#### TAREFAS PROPOSTAS:
**1)** Segundo o texto sobre João Henrique Andrade, há quantos anos ele vive em Paranavaí?
**2)** Reescreva em forma de lista o parágrafo do texto sobre João Henrique Andrade que começa com "Andrade começou a gostar de música", mantendo os fatos principais.
**3)** Retome o texto sobre João Henrique Andrade a partir da última frase apresentada e dê continuidade a ele.

#### PÁGINA:
Em parceria com a esposa Luzimar, João Henrique realiza shows beneficentes para ajudar pessoas doentes ou que estão enfrentando grandes crises financeiras. “Também fazemos parte do grupo ‘Doutores da Tapioca’, formado por advogados e amigos. Tudo que arrecadamos é doado”, assinala. Como palestrante, ministra cursos de oratória com duração de 15 a 20 horas, além de oficinas de empregabilidade para jovens que estão em busca do primeiro emprego.

“É um trabalho que fazemos de graça e com muito prazer para entidades que não visam lucro”, afirma. Atual presidente da Associação Negritude de Promoção da Igualdade Racial de Paranavaí (Anpir), João Henrique está se empenhando em firmar parcerias para a realização de oficinas de percussão na periferia de Paranavaí. O objetivo é ensinar crianças e adolescentes a produzirem e a tocarem os instrumentos.

O retorno ao punk-rock

Atualmente João Henrique Andrade tem uma grande parceria com o poeta e letrista João Zaia, de Prudentópolis, no sudeste paranaense, com quem já produziu mais de dez composições. “Hoje o que mais me inspira são as coisas do coração e da vida. O ódio generalizado, o poder da grande mídia e a mudança de temperamento das pessoas na internet também me estimulam a escrever e fazer o bem”, admite.

Atualmente o músico se apresenta com amigos (Foto: Acervo Pessoal)

Atualmente o músico se apresenta com amigos (Foto: Acervo Pessoal)

Andrade começou a gostar de música ouvindo Secos & Molhados e os britânicos do Queen. Mais tarde, quando conheceu a banda inglesa The Smiths se redescobriu musicalmente, principalmente pela complexidade lírica do pós-punk. “Aquele estilo deprê do Morrissey logo chamou a minha atenção. Foi a minha banda preferida por muito tempo. Também curti bastante O Terço, uma banda carioca das antigas que chamam de lado B, alternativo”, frisa e ressalta que até hoje curte clássicos do punk-rock como Sex Pistols, Dead Kennedys, Ramones, The Clash, Misfits e Black Flag.

Relembrando os velhos tempos, recentemente João Henrique localizou o radialista Williard que produzia o programa Jardim Elétrico em João Pessoa, na Paraíba. “Aquele cara que deu tanta força pro movimento punk continua trabalhando com música e também se tornou filósofo. Conversamos muito sobre aquele período”, destaca.

Com a experiência de quem vive em Paranavaí há 18 anos, avalia o movimento musical local como maravilhoso. “Temos o grande Festival de Música e Poesia de Paranavaí [Femup], além de um movimento em ascensão capitaneado pelo Hugo Ubaldo da banda Sub-Versão e o Quintal Mágico, projeto do multiartista Sérgio Torrente que abre espaço para músicas autorais. Outro ponto alto é o Estúdio Garagem, dos irmãos Bellanda. Temos muita coisa coletiva e legal”, argumenta.

#### INFORMAÇÕES EXIBIDAS:
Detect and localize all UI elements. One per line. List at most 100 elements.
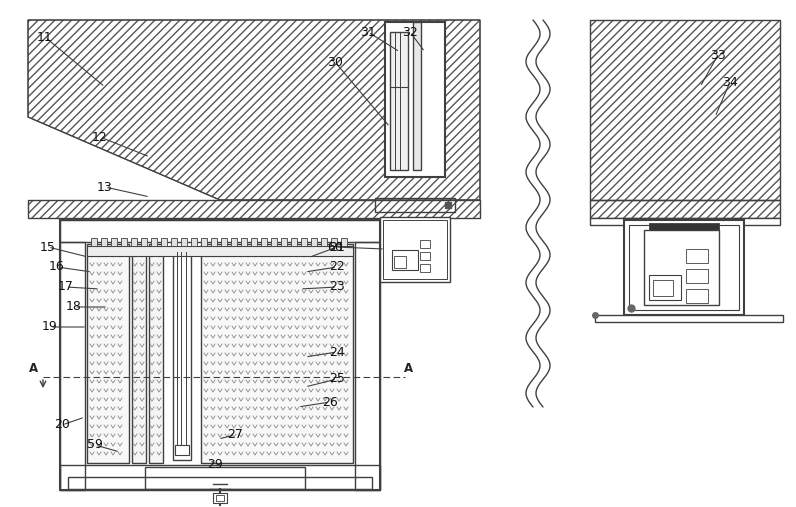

#### RESPOSTAS DAS TAREFAS:
**1)** Há 18 anos.

**2)**
- Começou a gostar de música ouvindo Secos & Molhados e a banda britânica Queen.
- Redescobriu-se musicalmente ao conhecer a banda inglesa The Smiths, principalmente pela complexidade lírica do pós-punk. O estilo deprê de Morrissey chamou sua atenção, e essa foi sua banda preferida por muito tempo.
- Também gostou bastante de O Terço, uma banda carioca antiga chamada de lado B, alternativo.
- Até hoje curte clássicos do punk-rock como Sex Pistols, Dead Kennedys, Ramones, The Clash, Misfits e Black Flag.

**3)**
Andrade planeja retomar um antigo projeto que é a formação de uma banda de punk-rock voltada para a sonoridade dos anos 1980 e com letras que abordam temas atuais. “Vou voltar a falar um pouco de id, ego e superego, conceitos da psicanálise. Na realidade, já estou abrindo um pouco de espaço para a autoralidade, tanto que nos shows que faço atualmente em barzinhos já incluo alguma música minha. É uma forma de abrir caminho para que os outros também façam isso”, justifica.

Homenagens e premiações no Femup

A primeira vez que João Henrique Andrade se inscreveu em um festival foi em 2003. Sem pretensão, enviou uma música com produção caseira para o Festival de Música e Poesia de Paranavaí (Femup), mas não se classificou. “Era só voz e violão. Não desisti e continuei compondo. Só que optei por voltar a concorrer só em 2013, quando entrei em estúdio para gravar a música ‘Pra Sempre Vou Te Amar’ em homenagem ao meu filho Bruno. Daí veio a minha primeira premiação”, lembra.

No ano seguinte, o músico foi premiado no Femup pela autoria de “Mandela”, um reggae que escreveu quando ainda morava em João Pessoa e ficou sabendo da soltura do sul-africano Nelson Mandela em 11 de fevereiro de 1990. “Tenho escrito mais músicas em homenagens aos familiares e amigos de antigamente. Também estou resgatando canções antigas que não gravei, como é o caso de ‘Quasar’ que fala um pouco do que vivi na Paraíba até 1992”, pontua. Na região de Paranavaí, João Henrique também conquistou muita popularidade após fundar e se apresentar muitas vezes com a banda Tio João.

Saiba Mais

João Henrique Andrade também tem formação em teatro pela Fundação José Lins do Rego, de João Pessoa, na Paraíba.

Clemente, da banda Os Inocentes, com quem João Henrique teve um breve contato, é um dos expoentes da cultura punk no Brasil e um dos principais membros da banda brasiliense Plebe Rude.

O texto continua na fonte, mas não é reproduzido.